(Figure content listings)
:::

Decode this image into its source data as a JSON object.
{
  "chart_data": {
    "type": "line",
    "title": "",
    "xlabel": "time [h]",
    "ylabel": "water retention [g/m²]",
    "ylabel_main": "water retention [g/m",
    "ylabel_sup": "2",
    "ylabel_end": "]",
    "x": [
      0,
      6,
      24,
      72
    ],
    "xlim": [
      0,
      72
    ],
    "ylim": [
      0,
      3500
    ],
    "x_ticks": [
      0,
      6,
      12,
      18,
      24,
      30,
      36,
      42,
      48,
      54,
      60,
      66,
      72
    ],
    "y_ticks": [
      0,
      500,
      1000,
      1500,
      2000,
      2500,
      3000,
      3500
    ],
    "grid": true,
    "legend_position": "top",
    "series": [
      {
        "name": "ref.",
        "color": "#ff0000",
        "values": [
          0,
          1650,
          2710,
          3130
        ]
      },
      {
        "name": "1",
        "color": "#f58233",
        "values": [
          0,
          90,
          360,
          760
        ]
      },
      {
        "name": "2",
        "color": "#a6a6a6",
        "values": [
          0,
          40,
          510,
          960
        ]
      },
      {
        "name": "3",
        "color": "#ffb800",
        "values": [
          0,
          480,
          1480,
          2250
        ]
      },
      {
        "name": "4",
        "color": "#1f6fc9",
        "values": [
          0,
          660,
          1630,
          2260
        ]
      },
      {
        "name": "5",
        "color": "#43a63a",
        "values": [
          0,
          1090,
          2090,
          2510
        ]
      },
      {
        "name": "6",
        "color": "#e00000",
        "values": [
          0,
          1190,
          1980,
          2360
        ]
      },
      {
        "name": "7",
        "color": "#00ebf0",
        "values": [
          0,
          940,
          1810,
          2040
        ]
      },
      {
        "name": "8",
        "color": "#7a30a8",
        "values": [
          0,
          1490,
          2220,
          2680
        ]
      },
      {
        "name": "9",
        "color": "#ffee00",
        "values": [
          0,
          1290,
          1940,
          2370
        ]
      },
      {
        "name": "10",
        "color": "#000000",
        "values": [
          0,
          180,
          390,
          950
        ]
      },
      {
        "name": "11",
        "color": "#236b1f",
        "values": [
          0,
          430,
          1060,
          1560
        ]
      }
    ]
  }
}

:::

What the task asks
Each record must be repeated exactly as it is.

Completed exercise
Decode this image into its source data as a JSON object.
{
  "chart_data": {
    "type": "line",
    "title": "",
    "xlabel": "time [h]",
    "ylabel": "water retention [g/m²]",
    "ylabel_main": "water retention [g/m",
    "ylabel_sup": "2",
    "ylabel_end": "]",
    "x": [
      0,
      6,
      24,
      72
    ],
    "xlim": [
      0,
      72
    ],
    "ylim": [
      0,
      3500
    ],
    "x_ticks": [
      0,
      6,
      12,
      18,
      24,
      30,
      36,
      42,
      48,
      54,
      60,
      66,
      72
    ],
    "y_ticks": [
      0,
      500,
      1000,
      1500,
      2000,
      2500,
      3000,
      3500
    ],
    "grid": true,
    "legend_position": "top",
    "series": [
      {
        "name": "ref.",
        "color": "#ff0000",
        "values": [
          0,
          1650,
          2710,
          3130
        ]
      },
      {
        "name": "1",
        "color": "#f58233",
        "values": [
          0,
          90,
          360,
          760
        ]
      },
      {
        "name": "2",
        "color": "#a6a6a6",
        "values": [
          0,
          40,
          510,
          960
        ]
      },
      {
        "name": "3",
        "color": "#ffb800",
        "values": [
          0,
          480,
          1480,
          2250
        ]
      },
      {
        "name": "4",
        "color": "#1f6fc9",
        "values": [
          0,
          660,
          1630,
          2260
        ]
      },
      {
        "name": "5",
        "color": "#43a63a",
        "values": [
          0,
          1090,
          2090,
          2510
        ]
      },
      {
        "name": "6",
        "color": "#e00000",
        "values": [
          0,
          1190,
          1980,
          2360
        ]
      },
      {
        "name": "7",
        "color": "#00ebf0",
        "values": [
          0,
          940,
          1810,
          2040
        ]
      },
      {
        "name": "8",
        "color": "#7a30a8",
        "values": [
          0,
          1490,
          2220,
          2680
        ]
      },
      {
        "name": "9",
        "color": "#ffee00",
        "values": [
          0,
          1290,
          1940,
          2370
        ]
      },
      {
        "name": "10",
        "color": "#000000",
        "values": [
          0,
          180,
          390,
          950
        ]
      },
      {
        "name": "11",
        "color": "#236b1f",
        "values": [
          0,
          430,
          1060,
          1560
        ]
      }
    ]
  }
}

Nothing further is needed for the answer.